EXERCÍCIOS PROPOSTOS
a – Devolva, sem alterações, a passagem do texto sobre o semiárido que começa em "1,7 milhões de famílias com" e vai até "das terras agriculturáveis.", incluindo este último trecho.
b – Dê prosseguimento ao texto sobre os cortes nas políticas para o semiárido a partir do ponto em que ele termina.

TRECHO DO TEXTO
§
A Articulação no Semiárido Brasileiro (ASA), que é composta por mais de três mil organizações sociais, lançou um alerta de emergência nos últimos dias. Em 2015 pouco mais de 2.400 cisternas de consumo humano foram construídas, quase nada perto das 80 mil de 2014. O Programa Cisternas, coordenado pelo MDS, sofrerá um corte de R$210 milhões para R$140 milhões. Além disso, outros R$132 milhões serão cortados do Programa de Aquisição de Alimentos (PAA).
 
“- O semiárido atravessa uma das mais severas e duradouras secas dos últimos anos. Mortes, êxodo, saques, filas intermináveis de pessoas para receber uma lata d’água ficaram na história como uma marca desumana das políticas. A virada dessa realidade se deu graças ao protagonismo do povo do semiárido aliado a essas políticas públicas adequadas. Reduzir esses programas sociais é cometer um dos maiores retrocessos na história do país e do semiárido brasileiro...em outras palavras: os pobres são mais uma vez condenados à fome e à sede porque o Congresso assim o decide”.
 
1,7 milhões de famílias com 4,2% das terras
 
Os R$10 bilhões que o relator da Comissão de Orçamento pretendia retirar do programa, não ocorreram. O corte atingiria 11 milhões de crianças e adolescentes. Mas as escolas rurais no semiárido estão fechando, o orçamento do Instituto Nacional do Semiárido (INSA) foi reduzido e ainda querem tirar a autonomia de pesquisa da entidade. A reforma agrária está parada no semiárido, porque uma portaria do INCRA proíbe a desapropriação de latifúndios na região onde é decretado o estado de emergência. No Semiárido, onde se concentra quase a metade da agricultura familiar brasileira, 1,7 milhões de famílias detêm 4,2% da terra, enquanto 1,3% dos estabelecimentos abocanham 38% das terras agriculturáveis.
 
Concentração de terra, de água, de riqueza, de poder, de conhecimento, política de combate à seca, doações esmolas, estes os atributos das políticas implantadas no nordeste brasileiros desde que o Império era a forma de governo. Qual foi a mudança nos últimos 13 anos? As políticas de convivência com o semiárido, o protagonismo social, o reconhecimento do papel das mulheres na execução dos programas, o reconhecimento do saber do povo, 45 tecnologias de captação de água e outras formas de proteger o solo, a biodiversidade, as nascentes, deste que é o único bioma genuinamente brasileiro.
§
ENTRADAS LISTADAS
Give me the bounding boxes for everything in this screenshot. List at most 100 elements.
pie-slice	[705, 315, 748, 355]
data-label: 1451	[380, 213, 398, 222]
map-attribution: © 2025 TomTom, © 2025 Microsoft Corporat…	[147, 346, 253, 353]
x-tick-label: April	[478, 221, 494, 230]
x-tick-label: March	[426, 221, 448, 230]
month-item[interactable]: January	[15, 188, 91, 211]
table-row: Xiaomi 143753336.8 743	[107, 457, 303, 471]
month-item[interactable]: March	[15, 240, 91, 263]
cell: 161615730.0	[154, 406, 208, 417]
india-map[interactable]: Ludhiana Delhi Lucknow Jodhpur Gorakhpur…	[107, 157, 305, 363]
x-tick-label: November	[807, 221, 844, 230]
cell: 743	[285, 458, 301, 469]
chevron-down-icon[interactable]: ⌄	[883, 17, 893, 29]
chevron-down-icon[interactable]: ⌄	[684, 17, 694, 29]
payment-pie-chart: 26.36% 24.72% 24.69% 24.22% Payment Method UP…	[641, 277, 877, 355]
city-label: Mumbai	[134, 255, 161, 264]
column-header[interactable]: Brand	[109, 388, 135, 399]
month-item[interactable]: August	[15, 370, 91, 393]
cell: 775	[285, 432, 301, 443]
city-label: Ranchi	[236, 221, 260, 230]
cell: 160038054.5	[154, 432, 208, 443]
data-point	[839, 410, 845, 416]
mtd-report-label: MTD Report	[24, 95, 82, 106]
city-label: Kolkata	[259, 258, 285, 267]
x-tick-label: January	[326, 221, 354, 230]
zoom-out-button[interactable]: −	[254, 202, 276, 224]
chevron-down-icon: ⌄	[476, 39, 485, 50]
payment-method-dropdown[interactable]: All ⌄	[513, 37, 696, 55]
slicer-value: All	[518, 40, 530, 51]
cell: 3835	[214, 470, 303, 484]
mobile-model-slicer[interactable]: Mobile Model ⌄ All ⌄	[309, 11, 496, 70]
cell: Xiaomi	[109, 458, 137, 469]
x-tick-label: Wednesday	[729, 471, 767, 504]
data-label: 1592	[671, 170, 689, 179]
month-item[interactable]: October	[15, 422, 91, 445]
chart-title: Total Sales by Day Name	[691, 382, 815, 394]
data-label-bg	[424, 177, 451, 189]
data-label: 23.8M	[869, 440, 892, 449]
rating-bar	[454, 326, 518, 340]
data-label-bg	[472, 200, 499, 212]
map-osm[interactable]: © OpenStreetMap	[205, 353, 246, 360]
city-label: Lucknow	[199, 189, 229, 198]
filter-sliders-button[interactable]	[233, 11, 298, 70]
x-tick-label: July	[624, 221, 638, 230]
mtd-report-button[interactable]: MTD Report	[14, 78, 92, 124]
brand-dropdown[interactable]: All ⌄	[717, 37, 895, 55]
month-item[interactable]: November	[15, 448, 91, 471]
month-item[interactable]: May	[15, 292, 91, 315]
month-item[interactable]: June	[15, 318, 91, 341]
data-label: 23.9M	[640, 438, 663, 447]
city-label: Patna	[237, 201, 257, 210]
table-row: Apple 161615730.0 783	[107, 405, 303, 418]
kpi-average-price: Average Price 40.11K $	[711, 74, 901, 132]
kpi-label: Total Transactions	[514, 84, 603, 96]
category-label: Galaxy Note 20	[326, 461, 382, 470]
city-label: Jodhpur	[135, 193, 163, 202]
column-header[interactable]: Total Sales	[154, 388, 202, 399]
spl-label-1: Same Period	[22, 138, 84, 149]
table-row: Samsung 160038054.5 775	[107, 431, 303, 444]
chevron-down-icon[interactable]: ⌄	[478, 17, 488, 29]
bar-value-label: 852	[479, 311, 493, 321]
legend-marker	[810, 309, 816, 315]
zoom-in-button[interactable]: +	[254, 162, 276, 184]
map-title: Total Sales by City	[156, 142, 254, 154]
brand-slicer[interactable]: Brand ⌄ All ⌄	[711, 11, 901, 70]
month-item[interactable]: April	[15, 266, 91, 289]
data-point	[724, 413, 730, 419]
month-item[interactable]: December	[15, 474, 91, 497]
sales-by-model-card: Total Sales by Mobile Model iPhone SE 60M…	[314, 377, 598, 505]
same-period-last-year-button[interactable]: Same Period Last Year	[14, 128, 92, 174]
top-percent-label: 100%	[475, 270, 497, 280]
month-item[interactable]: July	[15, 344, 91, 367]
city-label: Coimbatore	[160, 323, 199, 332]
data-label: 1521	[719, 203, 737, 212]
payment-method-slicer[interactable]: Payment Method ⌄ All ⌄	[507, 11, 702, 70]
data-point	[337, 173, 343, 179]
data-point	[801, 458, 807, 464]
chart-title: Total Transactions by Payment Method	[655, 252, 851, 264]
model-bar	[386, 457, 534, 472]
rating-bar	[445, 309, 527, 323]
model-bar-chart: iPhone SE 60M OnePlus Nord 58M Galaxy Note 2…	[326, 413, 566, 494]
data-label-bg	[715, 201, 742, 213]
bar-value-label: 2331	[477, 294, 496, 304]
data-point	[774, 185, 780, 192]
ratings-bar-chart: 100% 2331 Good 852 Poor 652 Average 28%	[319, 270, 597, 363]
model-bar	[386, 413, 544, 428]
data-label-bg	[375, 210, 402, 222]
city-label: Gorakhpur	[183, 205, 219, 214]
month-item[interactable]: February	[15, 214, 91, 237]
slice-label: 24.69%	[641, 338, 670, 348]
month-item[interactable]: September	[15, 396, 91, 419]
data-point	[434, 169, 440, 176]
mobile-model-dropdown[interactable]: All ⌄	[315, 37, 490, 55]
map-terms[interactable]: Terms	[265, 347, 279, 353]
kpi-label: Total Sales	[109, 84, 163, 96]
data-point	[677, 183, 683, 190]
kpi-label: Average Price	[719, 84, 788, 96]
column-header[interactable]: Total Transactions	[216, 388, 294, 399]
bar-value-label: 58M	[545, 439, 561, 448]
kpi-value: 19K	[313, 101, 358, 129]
§
RESPOSTAS POR TAREFA
a –
1,7 milhões de famílias com 4,2% das terras
 
Os R$10 bilhões que o relator da Comissão de Orçamento pretendia retirar do programa, não ocorreram. O corte atingiria 11 milhões de crianças e adolescentes. Mas as escolas rurais no semiárido estão fechando, o orçamento do Instituto Nacional do Semiárido (INSA) foi reduzido e ainda querem tirar a autonomia de pesquisa da entidade. A reforma agrária está parada no semiárido, porque uma portaria do INCRA proíbe a desapropriação de latifúndios na região onde é decretado o estado de emergência. No Semiárido, onde se concentra quase a metade da agricultura familiar brasileira, 1,7 milhões de famílias detêm 4,2% da terra, enquanto 1,3% dos estabelecimentos abocanham 38% das terras agriculturáveis.

b –
Não vamos permitir o retrocesso
 
O nível dos reservatórios do semiárido está na faixa de 17%, é uma situação de extrema preocupação, reforçada pelas previsões da continuidade do El Nino que deve se estender até março. O colapso do abastecimento só não ocorreu porque são mais de um milhão de cisternas construídas, sem contar outras 135 mil tecnologias de captação de água para produção de alimentos. A comparação é a seguinte: 35 bilhões de litros de água nas barragens e açudes construídos no Nordeste, muitos em terras privadas ou sob controle da oligarquia. E 11 bilhões de litros d’água acumulados nas cisternas construídas.
 
“- Se não queremos voltar a integrar o Mapa da Fome da ONU, as políticas de convivência com o semiárido terão que ser garantidas e ampliadas. A eleição realizada em 2014 não se configurou para nós como simples eleição de uma pessoa. Escolhemos um programa de governo, que incluía as políticas de convivência com o semiárido. Lutar e defender a manutenção e ampliação dos nossos direitos e das políticas públicas que conquistamos com muito sofrimento. Não vamos permitir o retrocesso, a volta da fome e da miséria no semiárido e no Brasil”, diz o trecho da nota da ASA.
 
Caatinga só tem 1% preservado
 
O bioma caatinga está entre os mais vulneráveis num cenário de aumento das temperaturas globais o que coloca a região Nordeste em especial estado de alerta, registra o pesquisador Paulo Nobre no livro Desertificação de Mudanças Climáticas no Semiárido Brasileiro, produzido pelo INSA e o MCTI. Cita o caso do Vale do rio Pajeú, em Pernambuco, onde oito postos pluviométricos marcaram no período de 1961-2009 a diminuição média de 275 mm por ano de chuva, o que corresponde a uma queda de 57%. A caatinga só tem 1% de unidade de conservação com proteção total.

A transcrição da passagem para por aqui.